_Directions for this task_
Output the data exactly, with every line intact.

(Collected data entries)
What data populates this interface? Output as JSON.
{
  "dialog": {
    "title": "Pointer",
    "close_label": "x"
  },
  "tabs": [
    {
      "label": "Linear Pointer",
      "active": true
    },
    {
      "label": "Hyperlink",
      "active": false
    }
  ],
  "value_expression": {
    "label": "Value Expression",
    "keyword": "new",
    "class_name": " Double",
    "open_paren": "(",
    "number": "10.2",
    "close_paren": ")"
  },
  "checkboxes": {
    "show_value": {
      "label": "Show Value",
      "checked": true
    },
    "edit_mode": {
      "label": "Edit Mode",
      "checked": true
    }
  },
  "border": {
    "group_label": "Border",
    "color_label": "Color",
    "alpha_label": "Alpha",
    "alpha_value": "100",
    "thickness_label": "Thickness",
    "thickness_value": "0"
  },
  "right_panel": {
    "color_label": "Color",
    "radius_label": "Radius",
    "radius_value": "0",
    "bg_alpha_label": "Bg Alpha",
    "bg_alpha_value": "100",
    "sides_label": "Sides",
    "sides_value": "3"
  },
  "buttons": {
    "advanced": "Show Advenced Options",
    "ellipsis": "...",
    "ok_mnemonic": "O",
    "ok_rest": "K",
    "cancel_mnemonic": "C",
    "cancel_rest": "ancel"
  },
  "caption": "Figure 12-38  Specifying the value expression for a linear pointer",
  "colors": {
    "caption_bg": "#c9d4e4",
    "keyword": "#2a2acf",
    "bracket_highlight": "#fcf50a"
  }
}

_Result_
What data populates this interface? Output as JSON.
{
  "dialog": {
    "title": "Pointer",
    "close_label": "x"
  },
  "tabs": [
    {
      "label": "Linear Pointer",
      "active": true
    },
    {
      "label": "Hyperlink",
      "active": false
    }
  ],
  "value_expression": {
    "label": "Value Expression",
    "keyword": "new",
    "class_name": " Double",
    "open_paren": "(",
    "number": "10.2",
    "close_paren": ")"
  },
  "checkboxes": {
    "show_value": {
      "label": "Show Value",
      "checked": true
    },
    "edit_mode": {
      "label": "Edit Mode",
      "checked": true
    }
  },
  "border": {
    "group_label": "Border",
    "color_label": "Color",
    "alpha_label": "Alpha",
    "alpha_value": "100",
    "thickness_label": "Thickness",
    "thickness_value": "0"
  },
  "right_panel": {
    "color_label": "Color",
    "radius_label": "Radius",
    "radius_value": "0",
    "bg_alpha_label": "Bg Alpha",
    "bg_alpha_value": "100",
    "sides_label": "Sides",
    "sides_value": "3"
  },
  "buttons": {
    "advanced": "Show Advenced Options",
    "ellipsis": "...",
    "ok_mnemonic": "O",
    "ok_rest": "K",
    "cancel_mnemonic": "C",
    "cancel_rest": "ancel"
  },
  "caption": "Figure 12-38  Specifying the value expression for a linear pointer",
  "colors": {
    "caption_bg": "#c9d4e4",
    "keyword": "#2a2acf",
    "bracket_highlight": "#fcf50a"
  }
}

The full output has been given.